#### Exercise details:
How many lines of these entries hold the string "axis"? Reply with the number alone.

#### Excerpted data:
-- start --

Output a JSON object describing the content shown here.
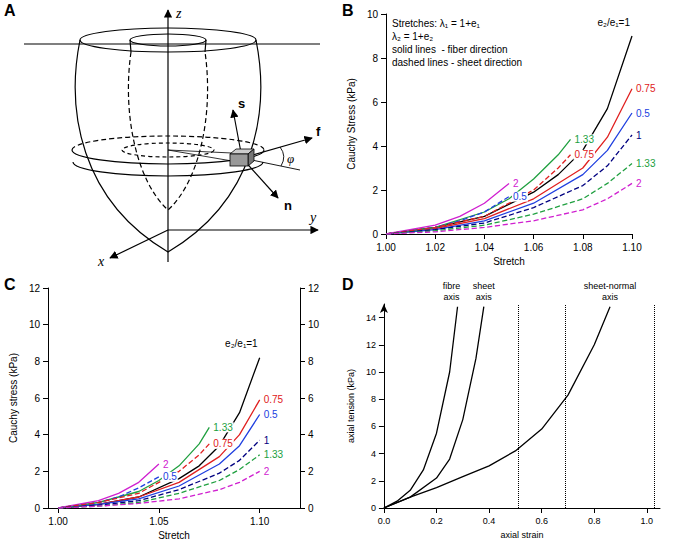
{
  "diagram": {
    "panel": "A",
    "axes": [
      "x",
      "y",
      "z"
    ],
    "vectors": [
      "s",
      "f",
      "n"
    ],
    "angle": "φ"
  },
  "chart_data": [
    {
      "panel": "B",
      "type": "line",
      "xlabel": "Stretch",
      "ylabel": "Cauchy Stress (kPa)",
      "xlim": [
        1,
        1.1
      ],
      "xticks": [
        {
          "value": 1,
          "label": "1.00"
        },
        1.02,
        1.04,
        1.06,
        1.08,
        {
          "value": 1.1,
          "label": "1.10"
        }
      ],
      "ylim": [
        0,
        10
      ],
      "yticks": [
        0,
        2,
        4,
        6,
        8,
        10
      ],
      "grid": false,
      "annotations": [
        "Stretches: λ₁ = 1+e₁",
        "λ₂ = 1+e₂",
        "solid lines  - fiber direction",
        "dashed lines - sheet direction"
      ],
      "series": [
        {
          "name": "e₂/e₁=1",
          "color": "#000000",
          "line_style": "solid",
          "x": [
            1,
            1.02,
            1.04,
            1.06,
            1.07,
            1.08,
            1.09,
            1.1
          ],
          "values": [
            0,
            0.3,
            0.8,
            1.9,
            2.7,
            3.8,
            5.7,
            9.0
          ]
        },
        {
          "name": "0.75",
          "color": "#e02020",
          "line_style": "solid",
          "x": [
            1,
            1.02,
            1.04,
            1.06,
            1.08,
            1.09,
            1.1
          ],
          "values": [
            0,
            0.25,
            0.7,
            1.6,
            3.0,
            4.4,
            6.6
          ]
        },
        {
          "name": "0.5",
          "color": "#2040e0",
          "line_style": "solid",
          "x": [
            1,
            1.02,
            1.04,
            1.06,
            1.08,
            1.09,
            1.1
          ],
          "values": [
            0,
            0.2,
            0.6,
            1.4,
            2.7,
            3.8,
            5.5
          ]
        },
        {
          "name": "1.33",
          "color": "#20a040",
          "line_style": "solid",
          "x": [
            1,
            1.02,
            1.04,
            1.05,
            1.06,
            1.07,
            1.075
          ],
          "values": [
            0,
            0.3,
            1.0,
            1.6,
            2.5,
            3.6,
            4.3
          ]
        },
        {
          "name": "2",
          "color": "#d020d0",
          "line_style": "solid",
          "x": [
            1,
            1.02,
            1.03,
            1.04,
            1.05
          ],
          "values": [
            0,
            0.4,
            0.8,
            1.4,
            2.3
          ]
        },
        {
          "name": "0.5",
          "color": "#2040e0",
          "line_style": "dashed",
          "x": [
            1,
            1.02,
            1.03,
            1.04,
            1.05
          ],
          "values": [
            0,
            0.3,
            0.6,
            1.0,
            1.7
          ]
        },
        {
          "name": "0.75",
          "color": "#e02020",
          "line_style": "dashed",
          "x": [
            1,
            1.02,
            1.04,
            1.06,
            1.07,
            1.075
          ],
          "values": [
            0,
            0.3,
            0.8,
            2.0,
            3.0,
            3.6
          ]
        },
        {
          "name": "1",
          "color": "#000080",
          "line_style": "dashed",
          "x": [
            1,
            1.02,
            1.04,
            1.06,
            1.08,
            1.09,
            1.1
          ],
          "values": [
            0,
            0.2,
            0.5,
            1.2,
            2.2,
            3.1,
            4.5
          ]
        },
        {
          "name": "1.33",
          "color": "#20a040",
          "line_style": "dashed",
          "x": [
            1,
            1.02,
            1.04,
            1.06,
            1.08,
            1.09,
            1.1
          ],
          "values": [
            0,
            0.15,
            0.4,
            0.9,
            1.6,
            2.3,
            3.2
          ]
        },
        {
          "name": "2",
          "color": "#d020d0",
          "line_style": "dashed",
          "x": [
            1,
            1.02,
            1.04,
            1.06,
            1.08,
            1.09,
            1.1
          ],
          "values": [
            0,
            0.1,
            0.3,
            0.6,
            1.1,
            1.6,
            2.3
          ]
        }
      ]
    },
    {
      "panel": "C",
      "type": "line",
      "xlabel": "Stretch",
      "ylabel": "Cauchy stress (kPa)",
      "xlim": [
        0.995,
        1.12
      ],
      "xticks": [
        {
          "value": 1,
          "label": "1.00"
        },
        1.05,
        {
          "value": 1.1,
          "label": "1.10"
        }
      ],
      "ylim": [
        0,
        12
      ],
      "yticks": [
        0,
        2,
        4,
        6,
        8,
        10,
        12
      ],
      "y2lim": [
        0,
        12
      ],
      "y2ticks": [
        0,
        2,
        4,
        6,
        8,
        10,
        12
      ],
      "grid": false,
      "series": [
        {
          "name": "e₂/e₁=1",
          "color": "#000000",
          "line_style": "solid",
          "x": [
            1,
            1.02,
            1.04,
            1.06,
            1.07,
            1.08,
            1.09,
            1.1
          ],
          "values": [
            0,
            0.2,
            0.6,
            1.6,
            2.3,
            3.4,
            5.2,
            8.2
          ]
        },
        {
          "name": "0.75",
          "color": "#e02020",
          "line_style": "solid",
          "x": [
            1,
            1.02,
            1.04,
            1.06,
            1.08,
            1.09,
            1.1
          ],
          "values": [
            0,
            0.2,
            0.6,
            1.4,
            2.8,
            4.0,
            5.9
          ]
        },
        {
          "name": "0.5",
          "color": "#2040e0",
          "line_style": "solid",
          "x": [
            1,
            1.02,
            1.04,
            1.06,
            1.08,
            1.09,
            1.1
          ],
          "values": [
            0,
            0.2,
            0.5,
            1.2,
            2.4,
            3.4,
            5.1
          ]
        },
        {
          "name": "1.33",
          "color": "#20a040",
          "line_style": "solid",
          "x": [
            1,
            1.02,
            1.04,
            1.05,
            1.06,
            1.07,
            1.075
          ],
          "values": [
            0,
            0.3,
            0.9,
            1.5,
            2.3,
            3.5,
            4.4
          ]
        },
        {
          "name": "2",
          "color": "#d020d0",
          "line_style": "solid",
          "x": [
            1,
            1.02,
            1.03,
            1.04,
            1.05
          ],
          "values": [
            0,
            0.4,
            0.8,
            1.4,
            2.4
          ]
        },
        {
          "name": "0.5",
          "color": "#2040e0",
          "line_style": "dashed",
          "x": [
            1,
            1.02,
            1.03,
            1.04,
            1.05
          ],
          "values": [
            0,
            0.3,
            0.6,
            1.1,
            1.7
          ]
        },
        {
          "name": "0.75",
          "color": "#e02020",
          "line_style": "dashed",
          "x": [
            1,
            1.02,
            1.04,
            1.06,
            1.07,
            1.075
          ],
          "values": [
            0,
            0.3,
            0.8,
            2.0,
            2.9,
            3.5
          ]
        },
        {
          "name": "1",
          "color": "#000080",
          "line_style": "dashed",
          "x": [
            1,
            1.02,
            1.04,
            1.06,
            1.08,
            1.09,
            1.1
          ],
          "values": [
            0,
            0.15,
            0.4,
            1.0,
            1.9,
            2.6,
            3.7
          ]
        },
        {
          "name": "1.33",
          "color": "#20a040",
          "line_style": "dashed",
          "x": [
            1,
            1.02,
            1.04,
            1.06,
            1.08,
            1.09,
            1.1
          ],
          "values": [
            0,
            0.1,
            0.3,
            0.8,
            1.5,
            2.1,
            2.9
          ]
        },
        {
          "name": "2",
          "color": "#d020d0",
          "line_style": "dashed",
          "x": [
            1,
            1.02,
            1.04,
            1.06,
            1.08,
            1.09,
            1.1
          ],
          "values": [
            0,
            0.1,
            0.25,
            0.5,
            1.0,
            1.4,
            2.0
          ]
        }
      ]
    },
    {
      "panel": "D",
      "type": "line",
      "xlabel": "axial strain",
      "ylabel": "axial tension (kPa)",
      "xlim": [
        0,
        1.05
      ],
      "xticks": [
        {
          "value": 0,
          "label": "0.0"
        },
        0.2,
        0.4,
        0.6,
        0.8,
        {
          "value": 1,
          "label": "1.0"
        }
      ],
      "ylim": [
        0,
        15
      ],
      "yticks": [
        0,
        2,
        4,
        6,
        8,
        10,
        12,
        14
      ],
      "grid": false,
      "series": [
        {
          "name": "fibre axis",
          "color": "#000000",
          "line_style": "solid",
          "x": [
            0,
            0.05,
            0.1,
            0.15,
            0.2,
            0.25,
            0.28
          ],
          "values": [
            0,
            0.5,
            1.3,
            2.8,
            5.5,
            10,
            14.8
          ]
        },
        {
          "name": "sheet axis",
          "color": "#000000",
          "line_style": "solid",
          "x": [
            0,
            0.1,
            0.2,
            0.25,
            0.3,
            0.35,
            0.38
          ],
          "values": [
            0,
            0.8,
            2.2,
            3.6,
            6.5,
            11,
            14.8
          ]
        },
        {
          "name": "sheet-normal axis",
          "color": "#000000",
          "line_style": "solid",
          "x": [
            0,
            0.1,
            0.2,
            0.3,
            0.4,
            0.5,
            0.6,
            0.7,
            0.8,
            0.86
          ],
          "values": [
            0,
            0.8,
            1.5,
            2.3,
            3.1,
            4.2,
            5.8,
            8.3,
            12.0,
            14.8
          ]
        },
        {
          "type": "vline",
          "color": "#000000",
          "line_style": "dotted",
          "values": [
            0.51,
            0.69,
            1.03
          ]
        }
      ]
    }
  ]
}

-- end --

#### Answer in full:
3